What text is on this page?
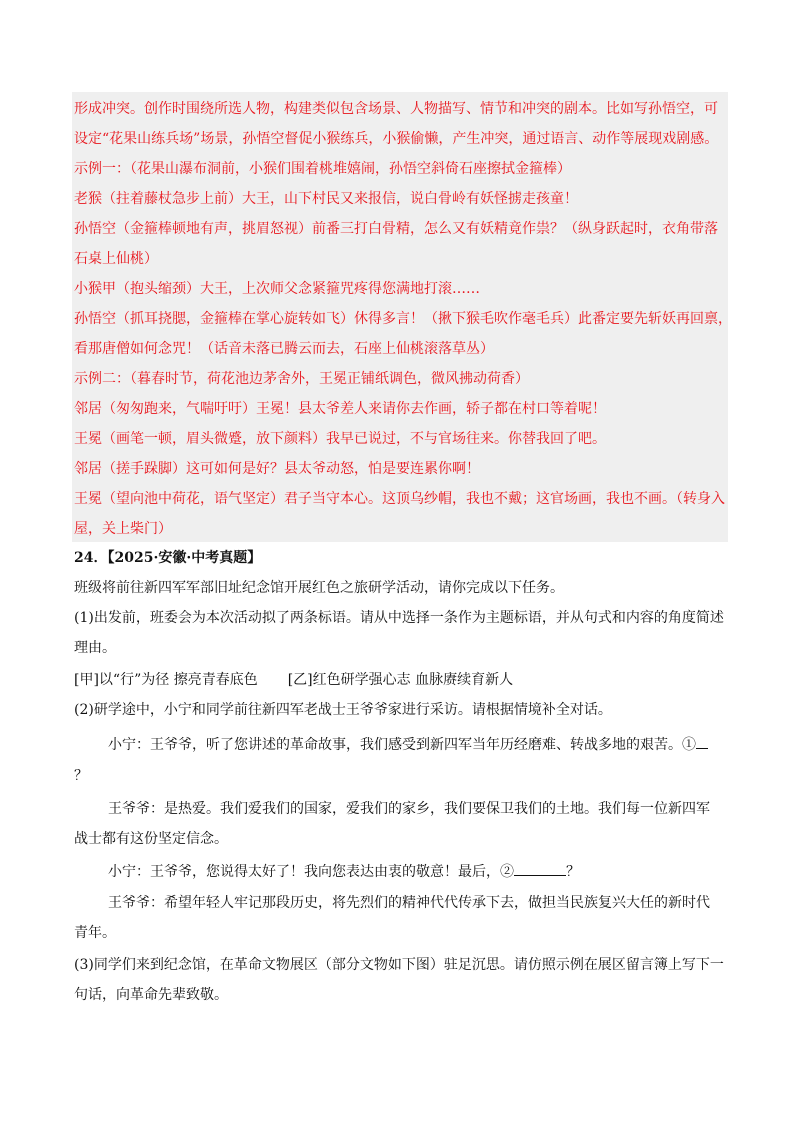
形成冲突。创作时围绕所选人物，构建类似包含场景、人物描写、情节和冲突的剧本。比如写孙悟空，可
设定“花果山练兵场”场景，孙悟空督促小猴练兵，小猴偷懒，产生冲突，通过语言、动作等展现戏剧感。
示例一：（花果山瀑布洞前，小猴们围着桃堆嬉闹，孙悟空斜倚石座擦拭金箍棒）
老猴（拄着藤杖急步上前）大王，山下村民又来报信，说白骨岭有妖怪掳走孩童！
孙悟空（金箍棒顿地有声，挑眉怒视）前番三打白骨精，怎么又有妖精竟作祟？（纵身跃起时，衣角带落
石桌上仙桃）
小猴甲（抱头缩颈）大王，上次师父念紧箍咒疼得您满地打滚……
孙悟空（抓耳挠腮，金箍棒在掌心旋转如飞）休得多言！（揪下猴毛吹作毫毛兵）此番定要先斩妖再回禀，
看那唐僧如何念咒！（话音未落已腾云而去，石座上仙桃滚落草丛）
示例二：（暮春时节，荷花池边茅舍外，王冕正铺纸调色，微风拂动荷香）
邻居（匆匆跑来，气喘吁吁）王冕！县太爷差人来请你去作画，轿子都在村口等着呢！
王冕（画笔一顿，眉头微蹙，放下颜料）我早已说过，不与官场往来。你替我回了吧。
邻居（搓手跺脚）这可如何是好？县太爷动怒，怕是要连累你啊！
王冕（望向池中荷花，语气坚定）君子当守本心。这顶乌纱帽，我也不戴；这官场画，我也不画。（转身入
屋，关上柴门）
24．【2025·安徽·中考真题】
班级将前往新四军军部旧址纪念馆开展红色之旅研学活动，请你完成以下任务。
(1)出发前，班委会为本次活动拟了两条标语。请从中选择一条作为主题标语，并从句式和内容的角度简述
理由。
[甲]以“行”为径 擦亮青春底色 [乙]红色研学强心志 血脉赓续育新人
(2)研学途中，小宁和同学前往新四军老战士王爷爷家进行采访。请根据情境补全对话。
小宁：王爷爷，听了您讲述的革命故事，我们感受到新四军当年历经磨难、转战多地的艰苦。①
？
王爷爷：是热爱。我们爱我们的国家，爱我们的家乡，我们要保卫我们的土地。我们每一位新四军
战士都有这份坚定信念。
小宁：王爷爷，您说得太好了！我向您表达由衷的敬意！最后，②	？
王爷爷：希望年轻人牢记那段历史，将先烈们的精神代代传承下去，做担当民族复兴大任的新时代
青年。
(3)同学们来到纪念馆，在革命文物展区（部分文物如下图）驻足沉思。请仿照示例在展区留言簿上写下一
句话，向革命先辈致敬。
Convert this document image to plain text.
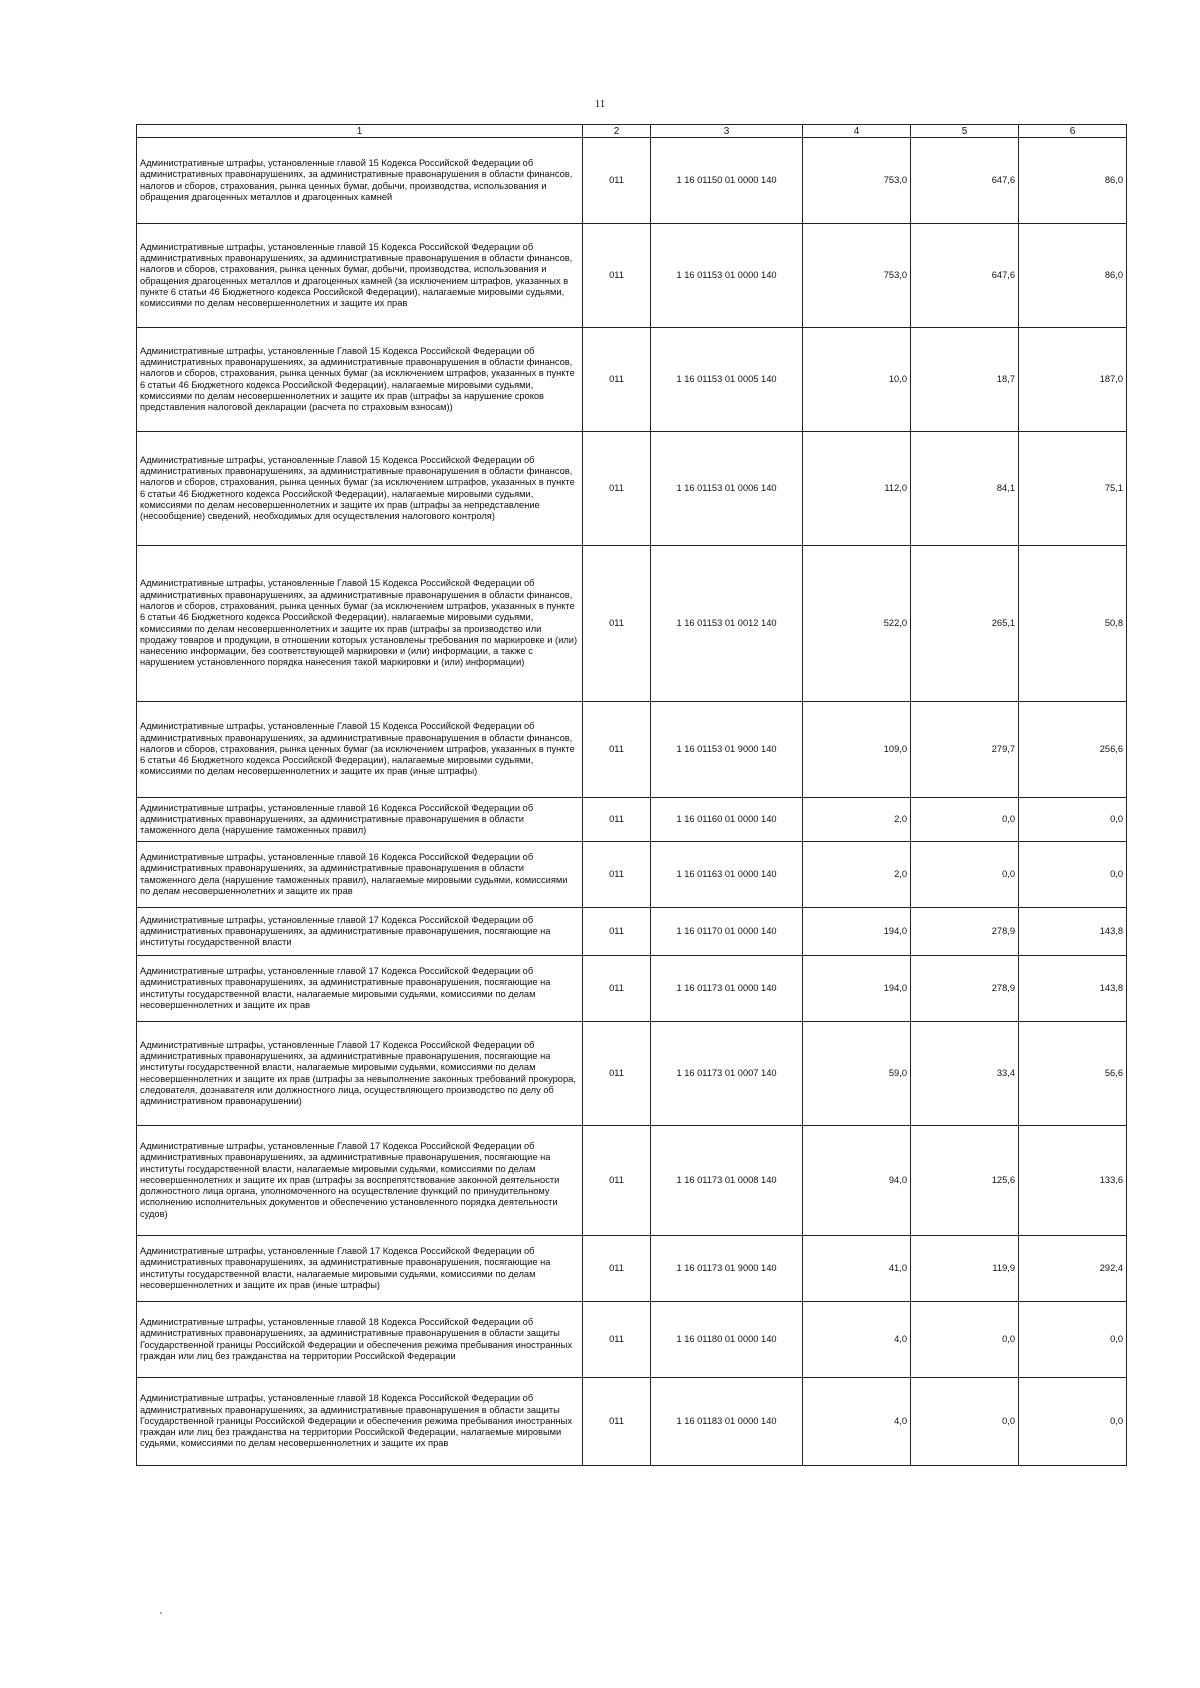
11
1	2	3	4	5	6
Административные штрафы, установленные главой 15 Кодекса Российской Федерации об административных правонарушениях, за административные правонарушения в области финансов, налогов и сборов, страхования, рынка ценных бумаг, добычи, производства, использования и обращения драгоценных металлов и драгоценных камней	011	1 16 01150 01 0000 140	753,0	647,6	86,0
Административные штрафы, установленные главой 15 Кодекса Российской Федерации об административных правонарушениях, за административные правонарушения в области финансов, налогов и сборов, страхования, рынка ценных бумаг, добычи, производства, использования и обращения драгоценных металлов и драгоценных камней (за исключением штрафов, указанных в пункте 6 статьи 46 Бюджетного кодекса Российской Федерации), налагаемые мировыми судьями, комиссиями по делам несовершеннолетних и защите их прав	011	1 16 01153 01 0000 140	753,0	647,6	86,0
Административные штрафы, установленные Главой 15 Кодекса Российской Федерации об административных правонарушениях, за административные правонарушения в области финансов, налогов и сборов, страхования, рынка ценных бумаг (за исключением штрафов, указанных в пункте 6 статьи 46 Бюджетного кодекса Российской Федерации), налагаемые мировыми судьями, комиссиями по делам несовершеннолетних и защите их прав (штрафы за нарушение сроков представления налоговой декларации (расчета по страховым взносам))	011	1 16 01153 01 0005 140	10,0	18,7	187,0
Административные штрафы, установленные Главой 15 Кодекса Российской Федерации об административных правонарушениях, за административные правонарушения в области финансов, налогов и сборов, страхования, рынка ценных бумаг (за исключением штрафов, указанных в пункте 6 статьи 46 Бюджетного кодекса Российской Федерации), налагаемые мировыми судьями, комиссиями по делам несовершеннолетних и защите их прав (штрафы за непредставление (несообщение) сведений, необходимых для осуществления налогового контроля)	011	1 16 01153 01 0006 140	112,0	84,1	75,1
Административные штрафы, установленные Главой 15 Кодекса Российской Федерации об административных правонарушениях, за административные правонарушения в области финансов, налогов и сборов, страхования, рынка ценных бумаг (за исключением штрафов, указанных в пункте 6 статьи 46 Бюджетного кодекса Российской Федерации), налагаемые мировыми судьями, комиссиями по делам несовершеннолетних и защите их прав (штрафы за производство или продажу товаров и продукции, в отношении которых установлены требования по маркировке и (или) нанесению информации, без соответствующей маркировки и (или) информации, а также с нарушением установленного порядка нанесения такой маркировки и (или) информации)	011	1 16 01153 01 0012 140	522,0	265,1	50,8
Административные штрафы, установленные Главой 15 Кодекса Российской Федерации об административных правонарушениях, за административные правонарушения в области финансов, налогов и сборов, страхования, рынка ценных бумаг (за исключением штрафов, указанных в пункте 6 статьи 46 Бюджетного кодекса Российской Федерации), налагаемые мировыми судьями, комиссиями по делам несовершеннолетних и защите их прав (иные штрафы)	011	1 16 01153 01 9000 140	109,0	279,7	256,6
Административные штрафы, установленные главой 16 Кодекса Российской Федерации об административных правонарушениях, за административные правонарушения в области таможенного дела (нарушение таможенных правил)	011	1 16 01160 01 0000 140	2,0	0,0	0,0
Административные штрафы, установленные главой 16 Кодекса Российской Федерации об административных правонарушениях, за административные правонарушения в области таможенного дела (нарушение таможенных правил), налагаемые мировыми судьями, комиссиями по делам несовершеннолетних и защите их прав	011	1 16 01163 01 0000 140	2,0	0,0	0,0
Административные штрафы, установленные главой 17 Кодекса Российской Федерации об административных правонарушениях, за административные правонарушения, посягающие на институты государственной власти	011	1 16 01170 01 0000 140	194,0	278,9	143,8
Административные штрафы, установленные главой 17 Кодекса Российской Федерации об административных правонарушениях, за административные правонарушения, посягающие на институты государственной власти, налагаемые мировыми судьями, комиссиями по делам несовершеннолетних и защите их прав	011	1 16 01173 01 0000 140	194,0	278,9	143,8
Административные штрафы, установленные Главой 17 Кодекса Российской Федерации об административных правонарушениях, за административные правонарушения, посягающие на институты государственной власти, налагаемые мировыми судьями, комиссиями по делам несовершеннолетних и защите их прав (штрафы за невыполнение законных требований прокурора, следователя, дознавателя или должностного лица, осуществляющего производство по делу об административном правонарушении)	011	1 16 01173 01 0007 140	59,0	33,4	56,6
Административные штрафы, установленные Главой 17 Кодекса Российской Федерации об административных правонарушениях, за административные правонарушения, посягающие на институты государственной власти, налагаемые мировыми судьями, комиссиями по делам несовершеннолетних и защите их прав (штрафы за воспрепятствование законной деятельности должностного лица органа, уполномоченного на осуществление функций по принудительному исполнению исполнительных документов и обеспечению установленного порядка деятельности судов)	011	1 16 01173 01 0008 140	94,0	125,6	133,6
Административные штрафы, установленные Главой 17 Кодекса Российской Федерации об административных правонарушениях, за административные правонарушения, посягающие на институты государственной власти, налагаемые мировыми судьями, комиссиями по делам несовершеннолетних и защите их прав (иные штрафы)	011	1 16 01173 01 9000 140	41,0	119,9	292,4
Административные штрафы, установленные главой 18 Кодекса Российской Федерации об административных правонарушениях, за административные правонарушения в области защиты Государственной границы Российской Федерации и обеспечения режима пребывания иностранных граждан или лиц без гражданства на территории Российской Федерации	011	1 16 01180 01 0000 140	4,0	0,0	0,0
Административные штрафы, установленные главой 18 Кодекса Российской Федерации об административных правонарушениях, за административные правонарушения в области защиты Государственной границы Российской Федерации и обеспечения режима пребывания иностранных граждан или лиц без гражданства на территории Российской Федерации, налагаемые мировыми судьями, комиссиями по делам несовершеннолетних и защите их прав	011	1 16 01183 01 0000 140	4,0	0,0	0,0
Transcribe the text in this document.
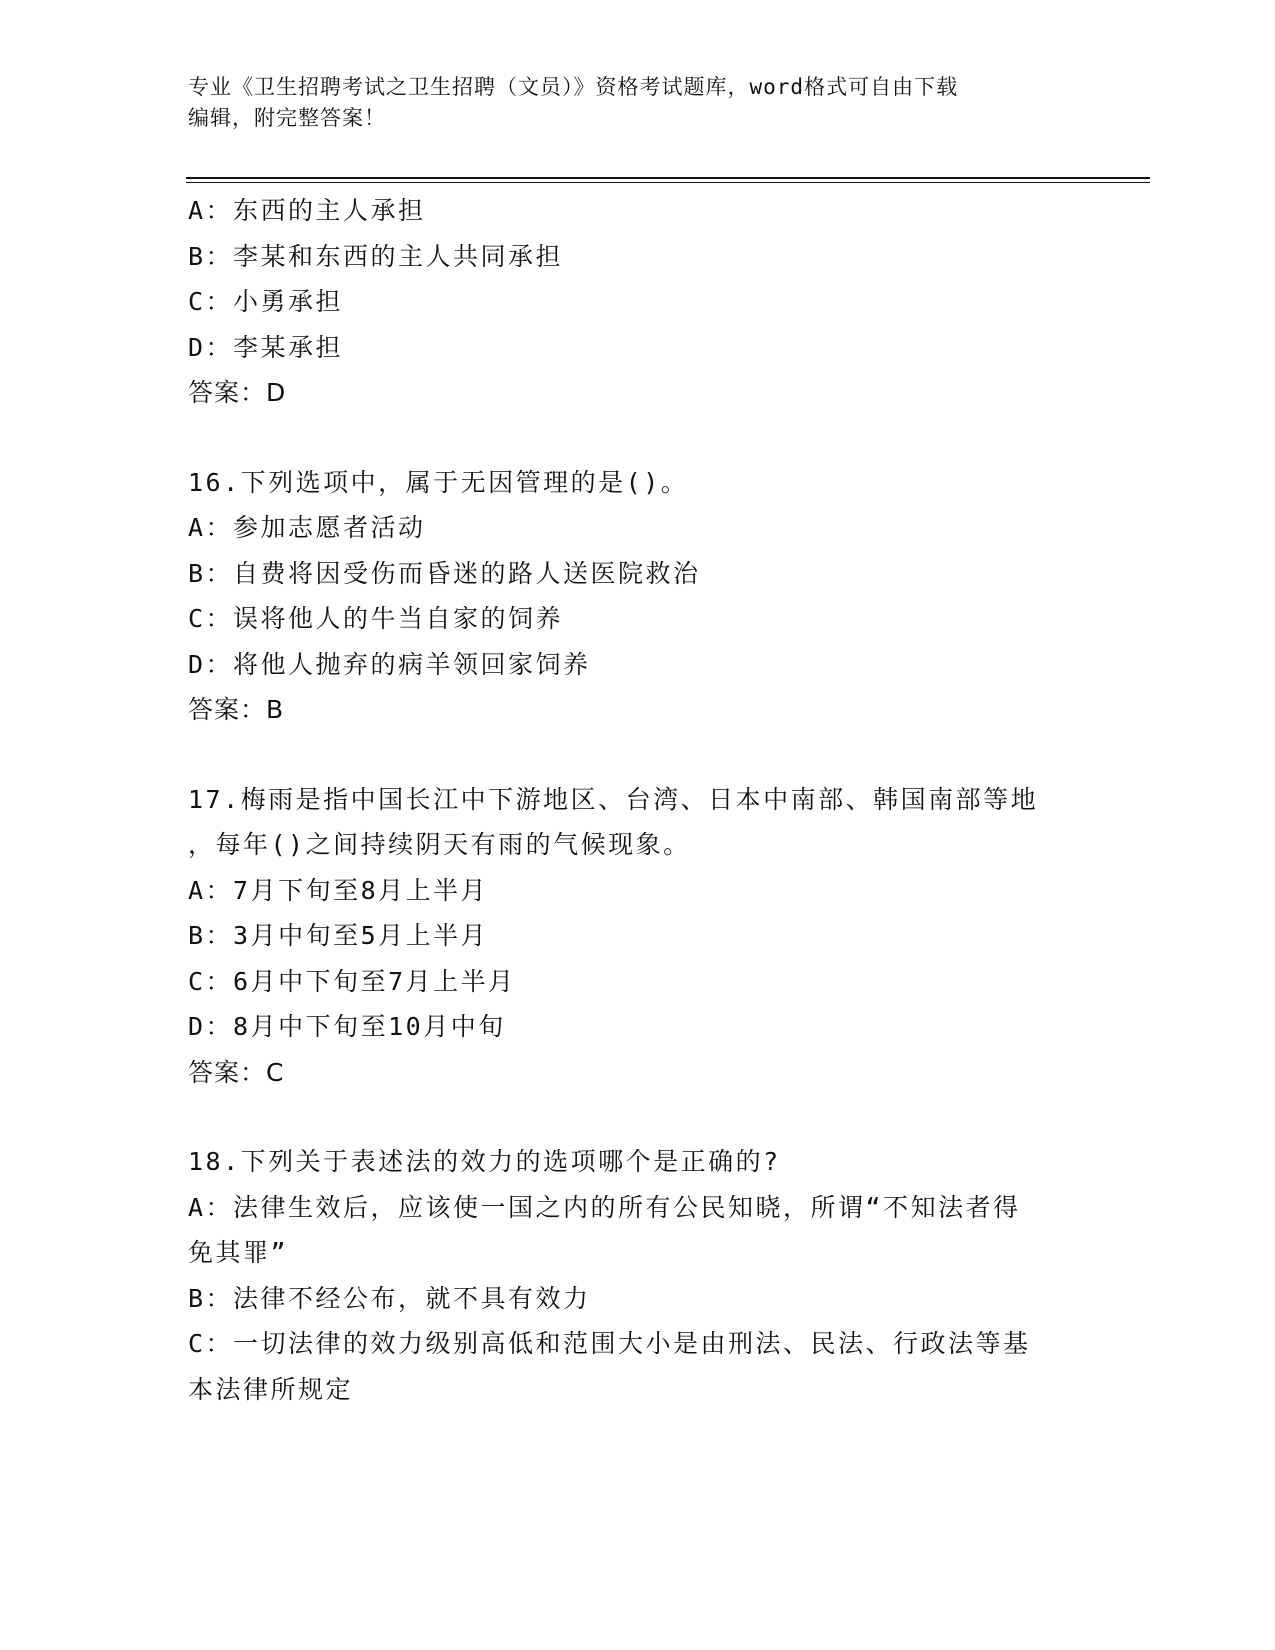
专业《卫生招聘考试之卫生招聘（文员）》资格考试题库，word格式可自由下载
编辑，附完整答案！
A：东西的主人承担
B：李某和东西的主人共同承担
C：小勇承担
D：李某承担
答案：D
16.下列选项中，属于无因管理的是()。
A：参加志愿者活动
B：自费将因受伤而昏迷的路人送医院救治
C：误将他人的牛当自家的饲养
D：将他人抛弃的病羊领回家饲养
答案：B
17.梅雨是指中国长江中下游地区、台湾、日本中南部、韩国南部等地
，每年()之间持续阴天有雨的气候现象。
A：7月下旬至8月上半月
B：3月中旬至5月上半月
C：6月中下旬至7月上半月
D：8月中下旬至10月中旬
答案：C
18.下列关于表述法的效力的选项哪个是正确的?
A：法律生效后，应该使一国之内的所有公民知晓，所谓“不知法者得
免其罪”
B：法律不经公布，就不具有效力
C：一切法律的效力级别高低和范围大小是由刑法、民法、行政法等基
本法律所规定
+ + + +
Only the lines from the one containing "Transcribe the text in this document." through the end of the listing are to be quoted, exactly and with both ends included; pictures are left out.

Transcribe the text in this document.
专业《卫生招聘考试之卫生招聘（文员）》资格考试题库，word格式可自由下载
编辑，附完整答案！
A：东西的主人承担
B：李某和东西的主人共同承担
C：小勇承担
D：李某承担
答案：D
16.下列选项中，属于无因管理的是()。
A：参加志愿者活动
B：自费将因受伤而昏迷的路人送医院救治
C：误将他人的牛当自家的饲养
D：将他人抛弃的病羊领回家饲养
答案：B
17.梅雨是指中国长江中下游地区、台湾、日本中南部、韩国南部等地
，每年()之间持续阴天有雨的气候现象。
A：7月下旬至8月上半月
B：3月中旬至5月上半月
C：6月中下旬至7月上半月
D：8月中下旬至10月中旬
答案：C
18.下列关于表述法的效力的选项哪个是正确的?
A：法律生效后，应该使一国之内的所有公民知晓，所谓“不知法者得
免其罪”
B：法律不经公布，就不具有效力
C：一切法律的效力级别高低和范围大小是由刑法、民法、行政法等基
本法律所规定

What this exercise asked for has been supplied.